Each record below is to be reproduced without any change.

Collection entries
◆ ◆ ◆ ◆ ◆ ◆ ◆
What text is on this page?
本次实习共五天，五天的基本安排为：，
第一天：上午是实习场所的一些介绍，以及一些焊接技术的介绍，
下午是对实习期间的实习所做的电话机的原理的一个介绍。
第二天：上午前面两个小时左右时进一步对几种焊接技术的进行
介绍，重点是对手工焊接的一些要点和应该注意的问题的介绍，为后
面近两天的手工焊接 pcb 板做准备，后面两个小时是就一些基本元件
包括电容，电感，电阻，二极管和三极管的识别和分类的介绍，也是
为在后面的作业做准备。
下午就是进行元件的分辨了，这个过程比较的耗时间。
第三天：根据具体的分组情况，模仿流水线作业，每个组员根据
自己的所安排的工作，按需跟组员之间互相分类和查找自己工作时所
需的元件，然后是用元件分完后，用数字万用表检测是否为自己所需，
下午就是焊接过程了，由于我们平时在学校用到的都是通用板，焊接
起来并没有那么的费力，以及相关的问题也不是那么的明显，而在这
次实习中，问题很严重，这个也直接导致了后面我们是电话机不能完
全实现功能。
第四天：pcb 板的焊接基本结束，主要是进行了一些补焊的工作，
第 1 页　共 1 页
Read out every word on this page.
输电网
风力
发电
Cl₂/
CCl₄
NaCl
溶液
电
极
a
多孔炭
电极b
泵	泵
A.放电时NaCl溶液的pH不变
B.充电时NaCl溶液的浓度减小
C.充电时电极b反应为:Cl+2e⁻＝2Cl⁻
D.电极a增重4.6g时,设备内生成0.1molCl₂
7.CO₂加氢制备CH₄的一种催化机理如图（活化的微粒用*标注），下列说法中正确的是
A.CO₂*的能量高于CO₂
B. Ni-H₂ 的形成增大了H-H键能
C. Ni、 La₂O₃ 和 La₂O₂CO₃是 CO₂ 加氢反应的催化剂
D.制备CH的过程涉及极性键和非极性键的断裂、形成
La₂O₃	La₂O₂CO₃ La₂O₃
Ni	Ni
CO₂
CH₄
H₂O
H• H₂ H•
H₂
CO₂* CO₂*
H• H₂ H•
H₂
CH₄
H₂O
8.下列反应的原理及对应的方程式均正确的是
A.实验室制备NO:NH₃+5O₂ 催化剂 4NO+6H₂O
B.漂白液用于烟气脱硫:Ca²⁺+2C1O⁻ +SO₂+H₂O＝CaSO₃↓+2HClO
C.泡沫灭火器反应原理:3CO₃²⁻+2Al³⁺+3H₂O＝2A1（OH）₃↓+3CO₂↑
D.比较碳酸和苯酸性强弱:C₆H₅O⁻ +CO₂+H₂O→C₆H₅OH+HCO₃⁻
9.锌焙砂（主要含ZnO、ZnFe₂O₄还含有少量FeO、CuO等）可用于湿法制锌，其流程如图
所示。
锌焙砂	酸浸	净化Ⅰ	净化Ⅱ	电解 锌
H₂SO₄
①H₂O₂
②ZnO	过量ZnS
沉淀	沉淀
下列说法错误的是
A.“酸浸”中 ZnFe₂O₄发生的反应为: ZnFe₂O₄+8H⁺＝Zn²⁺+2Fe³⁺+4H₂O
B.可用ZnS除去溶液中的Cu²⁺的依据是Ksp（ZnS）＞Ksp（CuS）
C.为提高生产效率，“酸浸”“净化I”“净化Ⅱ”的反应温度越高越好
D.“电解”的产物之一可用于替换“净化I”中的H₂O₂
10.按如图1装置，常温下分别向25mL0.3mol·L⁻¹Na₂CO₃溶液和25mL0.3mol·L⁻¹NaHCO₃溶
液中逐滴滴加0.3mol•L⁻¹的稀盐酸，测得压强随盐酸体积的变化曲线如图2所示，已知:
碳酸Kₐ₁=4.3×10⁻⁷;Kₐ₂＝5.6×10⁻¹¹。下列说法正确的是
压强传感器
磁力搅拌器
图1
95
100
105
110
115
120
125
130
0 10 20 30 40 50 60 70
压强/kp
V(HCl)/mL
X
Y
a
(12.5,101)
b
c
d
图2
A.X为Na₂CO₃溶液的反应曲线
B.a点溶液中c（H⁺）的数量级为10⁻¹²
◆ ◆ ◆ ◆ ◆ ◆ ◆
- EXERCISE RESPONSE -
What text is on this page?
本次实习共五天，五天的基本安排为：，
第一天：上午是实习场所的一些介绍，以及一些焊接技术的介绍，
下午是对实习期间的实习所做的电话机的原理的一个介绍。
第二天：上午前面两个小时左右时进一步对几种焊接技术的进行
介绍，重点是对手工焊接的一些要点和应该注意的问题的介绍，为后
面近两天的手工焊接 pcb 板做准备，后面两个小时是就一些基本元件
包括电容，电感，电阻，二极管和三极管的识别和分类的介绍，也是
为在后面的作业做准备。
下午就是进行元件的分辨了，这个过程比较的耗时间。
第三天：根据具体的分组情况，模仿流水线作业，每个组员根据
自己的所安排的工作，按需跟组员之间互相分类和查找自己工作时所
需的元件，然后是用元件分完后，用数字万用表检测是否为自己所需，
下午就是焊接过程了，由于我们平时在学校用到的都是通用板，焊接
起来并没有那么的费力，以及相关的问题也不是那么的明显，而在这
次实习中，问题很严重，这个也直接导致了后面我们是电话机不能完
全实现功能。
第四天：pcb 板的焊接基本结束，主要是进行了一些补焊的工作，
第 1 页　共 1 页
Read out every word on this page.
输电网
风力
发电
Cl₂/
CCl₄
NaCl
溶液
电
极
a
多孔炭
电极b
泵	泵
A.放电时NaCl溶液的pH不变
B.充电时NaCl溶液的浓度减小
C.充电时电极b反应为:Cl+2e⁻＝2Cl⁻
D.电极a增重4.6g时,设备内生成0.1molCl₂
7.CO₂加氢制备CH₄的一种催化机理如图（活化的微粒用*标注），下列说法中正确的是
A.CO₂*的能量高于CO₂
B. Ni-H₂ 的形成增大了H-H键能
C. Ni、 La₂O₃ 和 La₂O₂CO₃是 CO₂ 加氢反应的催化剂
D.制备CH的过程涉及极性键和非极性键的断裂、形成
La₂O₃	La₂O₂CO₃ La₂O₃
Ni	Ni
CO₂
CH₄
H₂O
H• H₂ H•
H₂
CO₂* CO₂*
H• H₂ H•
H₂
CH₄
H₂O
8.下列反应的原理及对应的方程式均正确的是
A.实验室制备NO:NH₃+5O₂ 催化剂 4NO+6H₂O
B.漂白液用于烟气脱硫:Ca²⁺+2C1O⁻ +SO₂+H₂O＝CaSO₃↓+2HClO
C.泡沫灭火器反应原理:3CO₃²⁻+2Al³⁺+3H₂O＝2A1（OH）₃↓+3CO₂↑
D.比较碳酸和苯酸性强弱:C₆H₅O⁻ +CO₂+H₂O→C₆H₅OH+HCO₃⁻
9.锌焙砂（主要含ZnO、ZnFe₂O₄还含有少量FeO、CuO等）可用于湿法制锌，其流程如图
所示。
锌焙砂	酸浸	净化Ⅰ	净化Ⅱ	电解 锌
H₂SO₄
①H₂O₂
②ZnO	过量ZnS
沉淀	沉淀
下列说法错误的是
A.“酸浸”中 ZnFe₂O₄发生的反应为: ZnFe₂O₄+8H⁺＝Zn²⁺+2Fe³⁺+4H₂O
B.可用ZnS除去溶液中的Cu²⁺的依据是Ksp（ZnS）＞Ksp（CuS）
C.为提高生产效率，“酸浸”“净化I”“净化Ⅱ”的反应温度越高越好
D.“电解”的产物之一可用于替换“净化I”中的H₂O₂
10.按如图1装置，常温下分别向25mL0.3mol·L⁻¹Na₂CO₃溶液和25mL0.3mol·L⁻¹NaHCO₃溶
液中逐滴滴加0.3mol•L⁻¹的稀盐酸，测得压强随盐酸体积的变化曲线如图2所示，已知:
碳酸Kₐ₁=4.3×10⁻⁷;Kₐ₂＝5.6×10⁻¹¹。下列说法正确的是
压强传感器
磁力搅拌器
图1
95
100
105
110
115
120
125
130
0 10 20 30 40 50 60 70
压强/kp
V(HCl)/mL
X
Y
a
(12.5,101)
b
c
d
图2
A.X为Na₂CO₃溶液的反应曲线
B.a点溶液中c（H⁺）的数量级为10⁻¹²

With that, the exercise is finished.